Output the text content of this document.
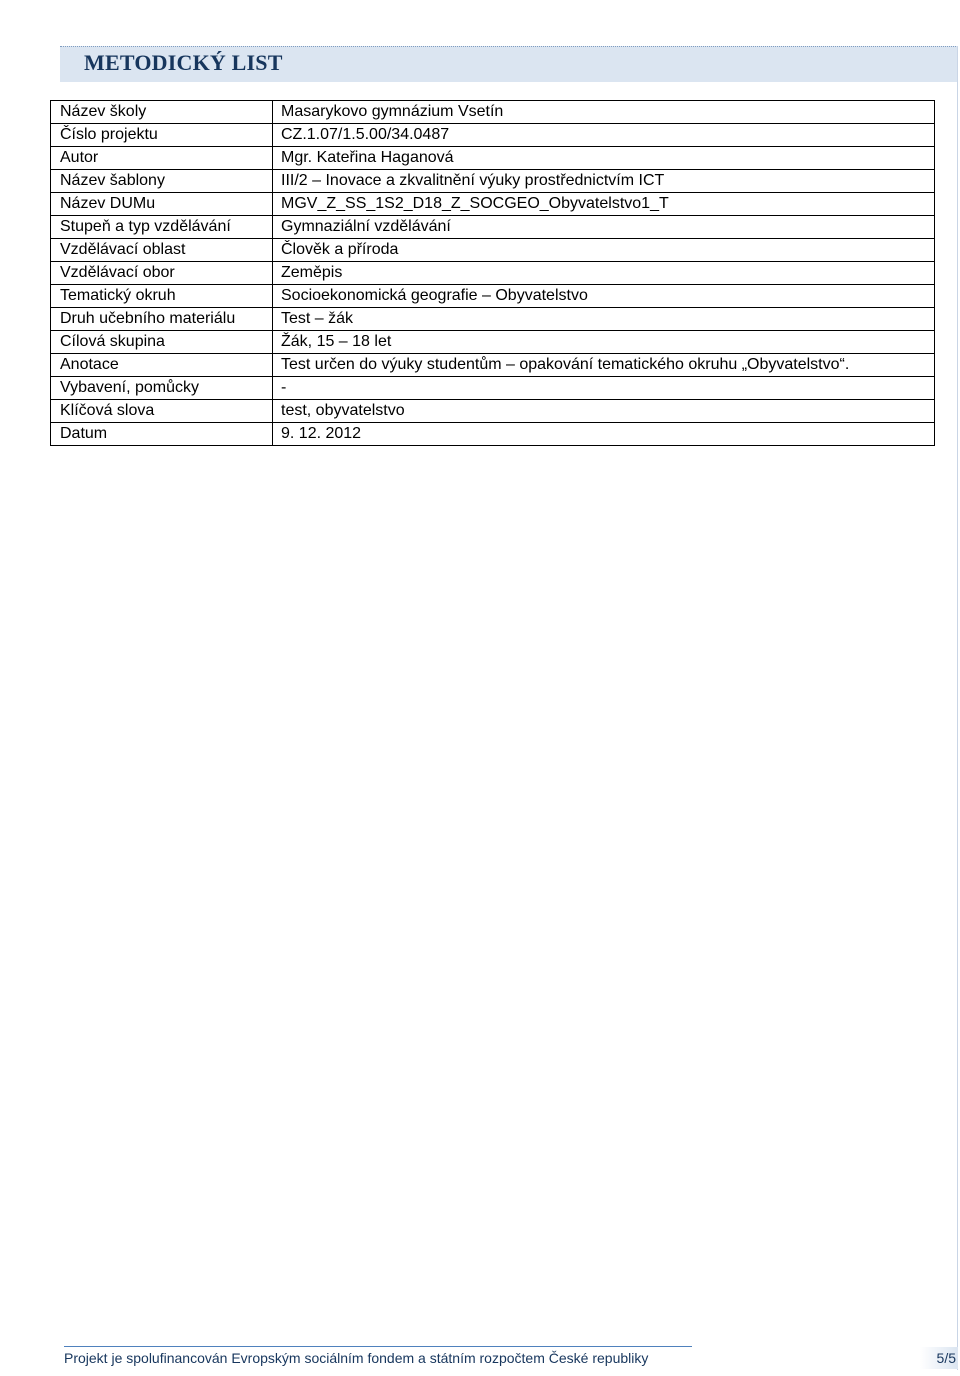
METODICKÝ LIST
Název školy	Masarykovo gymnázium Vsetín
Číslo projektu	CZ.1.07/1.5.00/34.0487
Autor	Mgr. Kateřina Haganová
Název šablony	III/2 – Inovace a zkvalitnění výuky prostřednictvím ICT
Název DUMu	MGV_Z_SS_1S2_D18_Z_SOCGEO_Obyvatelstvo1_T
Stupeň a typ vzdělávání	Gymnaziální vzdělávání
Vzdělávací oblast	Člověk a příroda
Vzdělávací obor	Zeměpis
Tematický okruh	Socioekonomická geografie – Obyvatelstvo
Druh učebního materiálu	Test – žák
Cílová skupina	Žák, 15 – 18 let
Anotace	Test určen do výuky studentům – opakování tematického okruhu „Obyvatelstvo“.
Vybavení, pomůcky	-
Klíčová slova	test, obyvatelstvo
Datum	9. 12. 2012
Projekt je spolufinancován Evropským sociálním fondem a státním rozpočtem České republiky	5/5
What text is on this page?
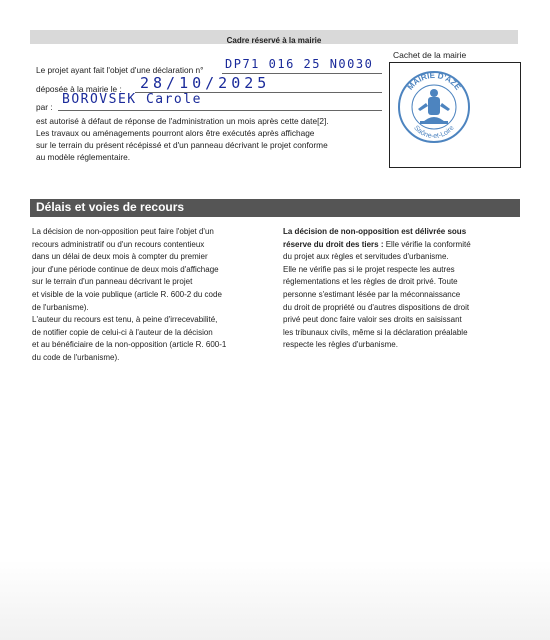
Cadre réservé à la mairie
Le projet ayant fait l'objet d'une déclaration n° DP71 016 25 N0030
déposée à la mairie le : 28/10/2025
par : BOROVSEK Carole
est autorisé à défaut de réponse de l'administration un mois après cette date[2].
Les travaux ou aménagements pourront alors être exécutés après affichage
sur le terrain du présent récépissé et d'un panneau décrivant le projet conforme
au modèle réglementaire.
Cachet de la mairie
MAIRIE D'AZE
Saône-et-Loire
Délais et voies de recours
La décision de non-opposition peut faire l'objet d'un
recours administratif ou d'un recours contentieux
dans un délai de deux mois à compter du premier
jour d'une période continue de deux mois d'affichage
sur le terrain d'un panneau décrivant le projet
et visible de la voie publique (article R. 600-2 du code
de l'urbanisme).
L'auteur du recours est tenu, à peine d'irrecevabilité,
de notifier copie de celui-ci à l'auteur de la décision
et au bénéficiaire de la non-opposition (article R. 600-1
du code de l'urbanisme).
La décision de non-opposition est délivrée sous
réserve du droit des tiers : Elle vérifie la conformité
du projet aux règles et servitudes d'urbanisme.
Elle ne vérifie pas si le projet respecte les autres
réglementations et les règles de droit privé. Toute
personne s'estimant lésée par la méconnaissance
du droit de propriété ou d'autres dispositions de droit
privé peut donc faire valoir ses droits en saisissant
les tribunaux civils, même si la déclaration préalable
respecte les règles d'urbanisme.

####

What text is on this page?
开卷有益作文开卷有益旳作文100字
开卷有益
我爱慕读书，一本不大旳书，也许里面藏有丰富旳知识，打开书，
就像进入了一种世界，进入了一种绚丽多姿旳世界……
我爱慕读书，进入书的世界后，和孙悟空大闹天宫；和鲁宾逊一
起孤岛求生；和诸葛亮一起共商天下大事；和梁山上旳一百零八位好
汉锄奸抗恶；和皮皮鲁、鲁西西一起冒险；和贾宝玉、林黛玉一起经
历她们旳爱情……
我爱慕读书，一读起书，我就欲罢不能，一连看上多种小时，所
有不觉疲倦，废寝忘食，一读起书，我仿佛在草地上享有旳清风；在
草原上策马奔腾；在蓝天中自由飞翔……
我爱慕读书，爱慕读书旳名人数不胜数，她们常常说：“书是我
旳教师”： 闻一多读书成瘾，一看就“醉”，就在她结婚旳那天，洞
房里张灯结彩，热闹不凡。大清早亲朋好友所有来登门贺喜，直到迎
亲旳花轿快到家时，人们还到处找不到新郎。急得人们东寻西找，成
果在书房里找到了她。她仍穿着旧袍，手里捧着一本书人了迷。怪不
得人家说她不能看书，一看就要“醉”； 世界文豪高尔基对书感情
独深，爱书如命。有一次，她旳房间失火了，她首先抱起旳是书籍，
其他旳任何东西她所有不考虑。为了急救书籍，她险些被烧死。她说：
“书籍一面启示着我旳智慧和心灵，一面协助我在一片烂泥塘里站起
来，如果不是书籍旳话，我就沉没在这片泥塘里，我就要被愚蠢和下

####

Exercise brief: Keep only the lines that hold the string "règles", and copy them out.

Expected answer:
du projet aux règles et servitudes d'urbanisme.
réglementations et les règles de droit privé. Toute
respecte les règles d'urbanisme.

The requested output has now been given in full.